◆ **What the exercise asks**
Would you retype all of these records exactly?
######
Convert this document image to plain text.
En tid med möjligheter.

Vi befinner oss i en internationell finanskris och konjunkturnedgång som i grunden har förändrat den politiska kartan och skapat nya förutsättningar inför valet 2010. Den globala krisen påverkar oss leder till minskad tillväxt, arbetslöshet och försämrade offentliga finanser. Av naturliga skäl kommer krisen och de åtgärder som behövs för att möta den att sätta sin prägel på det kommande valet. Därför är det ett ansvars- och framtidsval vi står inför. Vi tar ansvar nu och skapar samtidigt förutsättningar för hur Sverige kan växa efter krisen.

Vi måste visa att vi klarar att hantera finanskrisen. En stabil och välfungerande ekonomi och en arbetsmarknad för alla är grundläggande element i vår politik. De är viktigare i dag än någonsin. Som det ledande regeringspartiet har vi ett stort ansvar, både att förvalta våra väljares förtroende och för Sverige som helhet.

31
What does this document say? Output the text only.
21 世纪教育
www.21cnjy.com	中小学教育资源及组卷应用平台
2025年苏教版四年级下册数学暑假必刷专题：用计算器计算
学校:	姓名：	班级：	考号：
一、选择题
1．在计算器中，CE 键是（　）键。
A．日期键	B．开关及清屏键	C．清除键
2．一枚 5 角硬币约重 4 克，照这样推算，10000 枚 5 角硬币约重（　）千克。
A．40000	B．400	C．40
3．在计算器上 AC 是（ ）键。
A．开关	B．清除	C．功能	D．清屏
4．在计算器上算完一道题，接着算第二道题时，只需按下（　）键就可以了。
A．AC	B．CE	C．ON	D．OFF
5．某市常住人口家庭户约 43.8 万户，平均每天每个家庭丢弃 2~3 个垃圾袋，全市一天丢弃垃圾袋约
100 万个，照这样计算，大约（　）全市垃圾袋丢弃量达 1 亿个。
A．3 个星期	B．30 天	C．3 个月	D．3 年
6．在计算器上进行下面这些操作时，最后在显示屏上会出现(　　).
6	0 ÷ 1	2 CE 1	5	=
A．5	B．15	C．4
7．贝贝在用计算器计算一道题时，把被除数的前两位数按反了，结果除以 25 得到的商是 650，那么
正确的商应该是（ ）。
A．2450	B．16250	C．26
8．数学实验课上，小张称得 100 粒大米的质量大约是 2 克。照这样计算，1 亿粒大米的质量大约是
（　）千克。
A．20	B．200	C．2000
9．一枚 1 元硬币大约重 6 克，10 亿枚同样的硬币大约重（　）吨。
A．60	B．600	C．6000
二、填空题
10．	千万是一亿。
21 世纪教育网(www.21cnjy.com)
######
◆ **Task output**
Convert this document image to plain text.
En tid med möjligheter.

Vi befinner oss i en internationell finanskris och konjunkturnedgång som i grunden har förändrat den politiska kartan och skapat nya förutsättningar inför valet 2010. Den globala krisen påverkar oss leder till minskad tillväxt, arbetslöshet och försämrade offentliga finanser. Av naturliga skäl kommer krisen och de åtgärder som behövs för att möta den att sätta sin prägel på det kommande valet. Därför är det ett ansvars- och framtidsval vi står inför. Vi tar ansvar nu och skapar samtidigt förutsättningar för hur Sverige kan växa efter krisen.

Vi måste visa att vi klarar att hantera finanskrisen. En stabil och välfungerande ekonomi och en arbetsmarknad för alla är grundläggande element i vår politik. De är viktigare i dag än någonsin. Som det ledande regeringspartiet har vi ett stort ansvar, både att förvalta våra väljares förtroende och för Sverige som helhet.

31
What does this document say? Output the text only.
21 世纪教育
www.21cnjy.com	中小学教育资源及组卷应用平台
2025年苏教版四年级下册数学暑假必刷专题：用计算器计算
学校:	姓名：	班级：	考号：
一、选择题
1．在计算器中，CE 键是（　）键。
A．日期键	B．开关及清屏键	C．清除键
2．一枚 5 角硬币约重 4 克，照这样推算，10000 枚 5 角硬币约重（　）千克。
A．40000	B．400	C．40
3．在计算器上 AC 是（ ）键。
A．开关	B．清除	C．功能	D．清屏
4．在计算器上算完一道题，接着算第二道题时，只需按下（　）键就可以了。
A．AC	B．CE	C．ON	D．OFF
5．某市常住人口家庭户约 43.8 万户，平均每天每个家庭丢弃 2~3 个垃圾袋，全市一天丢弃垃圾袋约
100 万个，照这样计算，大约（　）全市垃圾袋丢弃量达 1 亿个。
A．3 个星期	B．30 天	C．3 个月	D．3 年
6．在计算器上进行下面这些操作时，最后在显示屏上会出现(　　).
6	0 ÷ 1	2 CE 1	5	=
A．5	B．15	C．4
7．贝贝在用计算器计算一道题时，把被除数的前两位数按反了，结果除以 25 得到的商是 650，那么
正确的商应该是（ ）。
A．2450	B．16250	C．26
8．数学实验课上，小张称得 100 粒大米的质量大约是 2 克。照这样计算，1 亿粒大米的质量大约是
（　）千克。
A．20	B．200	C．2000
9．一枚 1 元硬币大约重 6 克，10 亿枚同样的硬币大约重（　）吨。
A．60	B．600	C．6000
二、填空题
10．	千万是一亿。
21 世纪教育网(www.21cnjy.com)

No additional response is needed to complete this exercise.